--- DIRECTION ---
Exactly reproduce each entry, leaving out nothing.

--- INPUT FOR THIS TASK ---
** BEGIN **

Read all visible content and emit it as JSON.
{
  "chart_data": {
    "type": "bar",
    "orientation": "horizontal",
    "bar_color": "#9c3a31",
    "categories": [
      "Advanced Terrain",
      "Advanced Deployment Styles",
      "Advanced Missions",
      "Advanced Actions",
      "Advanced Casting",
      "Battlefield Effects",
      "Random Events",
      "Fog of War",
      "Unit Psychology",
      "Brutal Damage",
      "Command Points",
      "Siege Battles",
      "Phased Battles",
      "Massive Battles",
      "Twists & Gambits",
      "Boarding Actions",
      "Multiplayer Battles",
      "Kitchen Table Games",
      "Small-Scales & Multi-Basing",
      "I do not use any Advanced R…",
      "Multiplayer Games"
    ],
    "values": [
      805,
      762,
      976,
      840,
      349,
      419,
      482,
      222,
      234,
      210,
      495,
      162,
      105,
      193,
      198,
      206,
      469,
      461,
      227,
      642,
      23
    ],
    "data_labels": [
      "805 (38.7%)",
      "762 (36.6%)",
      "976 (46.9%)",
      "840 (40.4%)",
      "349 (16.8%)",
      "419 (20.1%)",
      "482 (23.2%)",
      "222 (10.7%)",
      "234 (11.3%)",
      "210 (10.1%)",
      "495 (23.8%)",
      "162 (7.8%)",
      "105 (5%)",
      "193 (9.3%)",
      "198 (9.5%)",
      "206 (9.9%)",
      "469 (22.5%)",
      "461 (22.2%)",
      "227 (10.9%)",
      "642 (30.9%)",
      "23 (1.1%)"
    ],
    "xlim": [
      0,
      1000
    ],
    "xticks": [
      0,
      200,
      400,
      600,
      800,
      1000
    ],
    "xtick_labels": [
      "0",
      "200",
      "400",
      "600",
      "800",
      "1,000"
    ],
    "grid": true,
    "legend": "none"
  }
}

** END **

--- WRITTEN SOLUTION ---
Read all visible content and emit it as JSON.
{
  "chart_data": {
    "type": "bar",
    "orientation": "horizontal",
    "bar_color": "#9c3a31",
    "categories": [
      "Advanced Terrain",
      "Advanced Deployment Styles",
      "Advanced Missions",
      "Advanced Actions",
      "Advanced Casting",
      "Battlefield Effects",
      "Random Events",
      "Fog of War",
      "Unit Psychology",
      "Brutal Damage",
      "Command Points",
      "Siege Battles",
      "Phased Battles",
      "Massive Battles",
      "Twists & Gambits",
      "Boarding Actions",
      "Multiplayer Battles",
      "Kitchen Table Games",
      "Small-Scales & Multi-Basing",
      "I do not use any Advanced R…",
      "Multiplayer Games"
    ],
    "values": [
      805,
      762,
      976,
      840,
      349,
      419,
      482,
      222,
      234,
      210,
      495,
      162,
      105,
      193,
      198,
      206,
      469,
      461,
      227,
      642,
      23
    ],
    "data_labels": [
      "805 (38.7%)",
      "762 (36.6%)",
      "976 (46.9%)",
      "840 (40.4%)",
      "349 (16.8%)",
      "419 (20.1%)",
      "482 (23.2%)",
      "222 (10.7%)",
      "234 (11.3%)",
      "210 (10.1%)",
      "495 (23.8%)",
      "162 (7.8%)",
      "105 (5%)",
      "193 (9.3%)",
      "198 (9.5%)",
      "206 (9.9%)",
      "469 (22.5%)",
      "461 (22.2%)",
      "227 (10.9%)",
      "642 (30.9%)",
      "23 (1.1%)"
    ],
    "xlim": [
      0,
      1000
    ],
    "xticks": [
      0,
      200,
      400,
      600,
      800,
      1000
    ],
    "xtick_labels": [
      "0",
      "200",
      "400",
      "600",
      "800",
      "1,000"
    ],
    "grid": true,
    "legend": "none"
  }
}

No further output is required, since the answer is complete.